*What the task asks*
Write out every record in full, exactly as written, please.

*Entries shown*
* * *
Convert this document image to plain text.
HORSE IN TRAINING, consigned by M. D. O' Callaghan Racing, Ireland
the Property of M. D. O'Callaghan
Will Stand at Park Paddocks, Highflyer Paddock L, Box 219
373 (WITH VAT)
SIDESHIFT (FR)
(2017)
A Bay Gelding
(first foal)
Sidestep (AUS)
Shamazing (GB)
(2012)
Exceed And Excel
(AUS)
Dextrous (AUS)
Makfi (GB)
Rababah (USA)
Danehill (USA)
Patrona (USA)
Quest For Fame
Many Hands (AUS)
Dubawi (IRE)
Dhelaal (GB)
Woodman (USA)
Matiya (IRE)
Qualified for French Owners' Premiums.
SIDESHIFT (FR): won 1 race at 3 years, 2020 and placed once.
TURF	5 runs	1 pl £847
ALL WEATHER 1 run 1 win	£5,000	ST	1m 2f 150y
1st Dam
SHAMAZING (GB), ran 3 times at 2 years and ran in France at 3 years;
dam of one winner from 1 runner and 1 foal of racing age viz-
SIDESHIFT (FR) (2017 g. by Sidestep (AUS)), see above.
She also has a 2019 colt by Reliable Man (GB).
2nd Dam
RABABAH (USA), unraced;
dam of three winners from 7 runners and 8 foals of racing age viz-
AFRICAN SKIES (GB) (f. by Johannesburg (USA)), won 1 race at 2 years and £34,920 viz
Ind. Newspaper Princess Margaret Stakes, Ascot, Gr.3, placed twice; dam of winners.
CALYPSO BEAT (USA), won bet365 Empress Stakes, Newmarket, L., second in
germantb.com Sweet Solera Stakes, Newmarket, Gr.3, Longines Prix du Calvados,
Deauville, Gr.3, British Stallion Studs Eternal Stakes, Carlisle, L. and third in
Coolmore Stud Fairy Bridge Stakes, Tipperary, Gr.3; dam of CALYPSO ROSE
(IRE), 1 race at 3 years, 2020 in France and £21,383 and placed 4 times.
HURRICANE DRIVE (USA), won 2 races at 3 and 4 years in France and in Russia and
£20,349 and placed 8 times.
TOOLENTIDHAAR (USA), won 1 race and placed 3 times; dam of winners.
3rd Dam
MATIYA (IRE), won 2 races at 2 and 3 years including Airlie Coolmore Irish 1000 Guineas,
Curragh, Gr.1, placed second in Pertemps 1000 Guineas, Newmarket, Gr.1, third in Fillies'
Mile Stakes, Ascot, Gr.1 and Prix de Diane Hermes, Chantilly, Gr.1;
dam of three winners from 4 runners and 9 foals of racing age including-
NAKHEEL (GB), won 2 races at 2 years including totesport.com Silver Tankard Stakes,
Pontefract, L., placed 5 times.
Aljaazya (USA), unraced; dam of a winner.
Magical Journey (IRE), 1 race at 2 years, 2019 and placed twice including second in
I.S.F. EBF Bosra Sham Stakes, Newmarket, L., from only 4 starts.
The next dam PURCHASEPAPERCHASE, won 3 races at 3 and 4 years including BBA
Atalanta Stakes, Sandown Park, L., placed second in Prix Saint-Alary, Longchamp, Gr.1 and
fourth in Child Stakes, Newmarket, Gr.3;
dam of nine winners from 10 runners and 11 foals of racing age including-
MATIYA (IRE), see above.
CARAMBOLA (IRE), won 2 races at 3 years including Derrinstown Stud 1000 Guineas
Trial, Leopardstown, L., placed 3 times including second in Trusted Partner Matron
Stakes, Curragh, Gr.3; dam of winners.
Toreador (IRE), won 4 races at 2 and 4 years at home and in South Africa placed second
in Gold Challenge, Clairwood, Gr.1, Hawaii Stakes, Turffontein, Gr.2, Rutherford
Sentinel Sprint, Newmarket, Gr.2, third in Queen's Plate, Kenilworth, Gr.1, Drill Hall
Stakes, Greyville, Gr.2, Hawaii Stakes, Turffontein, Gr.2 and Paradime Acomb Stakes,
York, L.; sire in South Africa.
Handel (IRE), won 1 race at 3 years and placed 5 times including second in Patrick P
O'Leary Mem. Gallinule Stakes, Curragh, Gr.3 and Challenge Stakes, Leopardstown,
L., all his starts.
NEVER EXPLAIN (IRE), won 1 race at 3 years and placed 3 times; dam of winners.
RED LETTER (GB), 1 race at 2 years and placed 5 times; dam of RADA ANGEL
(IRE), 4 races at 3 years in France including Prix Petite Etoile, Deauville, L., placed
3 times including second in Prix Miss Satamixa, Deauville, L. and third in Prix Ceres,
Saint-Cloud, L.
* * *
*Full output*
Convert this document image to plain text.
HORSE IN TRAINING, consigned by M. D. O' Callaghan Racing, Ireland
the Property of M. D. O'Callaghan
Will Stand at Park Paddocks, Highflyer Paddock L, Box 219
373 (WITH VAT)
SIDESHIFT (FR)
(2017)
A Bay Gelding
(first foal)
Sidestep (AUS)
Shamazing (GB)
(2012)
Exceed And Excel
(AUS)
Dextrous (AUS)
Makfi (GB)
Rababah (USA)
Danehill (USA)
Patrona (USA)
Quest For Fame
Many Hands (AUS)
Dubawi (IRE)
Dhelaal (GB)
Woodman (USA)
Matiya (IRE)
Qualified for French Owners' Premiums.
SIDESHIFT (FR): won 1 race at 3 years, 2020 and placed once.
TURF	5 runs	1 pl £847
ALL WEATHER 1 run 1 win	£5,000	ST	1m 2f 150y
1st Dam
SHAMAZING (GB), ran 3 times at 2 years and ran in France at 3 years;
dam of one winner from 1 runner and 1 foal of racing age viz-
SIDESHIFT (FR) (2017 g. by Sidestep (AUS)), see above.
She also has a 2019 colt by Reliable Man (GB).
2nd Dam
RABABAH (USA), unraced;
dam of three winners from 7 runners and 8 foals of racing age viz-
AFRICAN SKIES (GB) (f. by Johannesburg (USA)), won 1 race at 2 years and £34,920 viz
Ind. Newspaper Princess Margaret Stakes, Ascot, Gr.3, placed twice; dam of winners.
CALYPSO BEAT (USA), won bet365 Empress Stakes, Newmarket, L., second in
germantb.com Sweet Solera Stakes, Newmarket, Gr.3, Longines Prix du Calvados,
Deauville, Gr.3, British Stallion Studs Eternal Stakes, Carlisle, L. and third in
Coolmore Stud Fairy Bridge Stakes, Tipperary, Gr.3; dam of CALYPSO ROSE
(IRE), 1 race at 3 years, 2020 in France and £21,383 and placed 4 times.
HURRICANE DRIVE (USA), won 2 races at 3 and 4 years in France and in Russia and
£20,349 and placed 8 times.
TOOLENTIDHAAR (USA), won 1 race and placed 3 times; dam of winners.
3rd Dam
MATIYA (IRE), won 2 races at 2 and 3 years including Airlie Coolmore Irish 1000 Guineas,
Curragh, Gr.1, placed second in Pertemps 1000 Guineas, Newmarket, Gr.1, third in Fillies'
Mile Stakes, Ascot, Gr.1 and Prix de Diane Hermes, Chantilly, Gr.1;
dam of three winners from 4 runners and 9 foals of racing age including-
NAKHEEL (GB), won 2 races at 2 years including totesport.com Silver Tankard Stakes,
Pontefract, L., placed 5 times.
Aljaazya (USA), unraced; dam of a winner.
Magical Journey (IRE), 1 race at 2 years, 2019 and placed twice including second in
I.S.F. EBF Bosra Sham Stakes, Newmarket, L., from only 4 starts.
The next dam PURCHASEPAPERCHASE, won 3 races at 3 and 4 years including BBA
Atalanta Stakes, Sandown Park, L., placed second in Prix Saint-Alary, Longchamp, Gr.1 and
fourth in Child Stakes, Newmarket, Gr.3;
dam of nine winners from 10 runners and 11 foals of racing age including-
MATIYA (IRE), see above.
CARAMBOLA (IRE), won 2 races at 3 years including Derrinstown Stud 1000 Guineas
Trial, Leopardstown, L., placed 3 times including second in Trusted Partner Matron
Stakes, Curragh, Gr.3; dam of winners.
Toreador (IRE), won 4 races at 2 and 4 years at home and in South Africa placed second
in Gold Challenge, Clairwood, Gr.1, Hawaii Stakes, Turffontein, Gr.2, Rutherford
Sentinel Sprint, Newmarket, Gr.2, third in Queen's Plate, Kenilworth, Gr.1, Drill Hall
Stakes, Greyville, Gr.2, Hawaii Stakes, Turffontein, Gr.2 and Paradime Acomb Stakes,
York, L.; sire in South Africa.
Handel (IRE), won 1 race at 3 years and placed 5 times including second in Patrick P
O'Leary Mem. Gallinule Stakes, Curragh, Gr.3 and Challenge Stakes, Leopardstown,
L., all his starts.
NEVER EXPLAIN (IRE), won 1 race at 3 years and placed 3 times; dam of winners.
RED LETTER (GB), 1 race at 2 years and placed 5 times; dam of RADA ANGEL
(IRE), 4 races at 3 years in France including Prix Petite Etoile, Deauville, L., placed
3 times including second in Prix Miss Satamixa, Deauville, L. and third in Prix Ceres,
Saint-Cloud, L.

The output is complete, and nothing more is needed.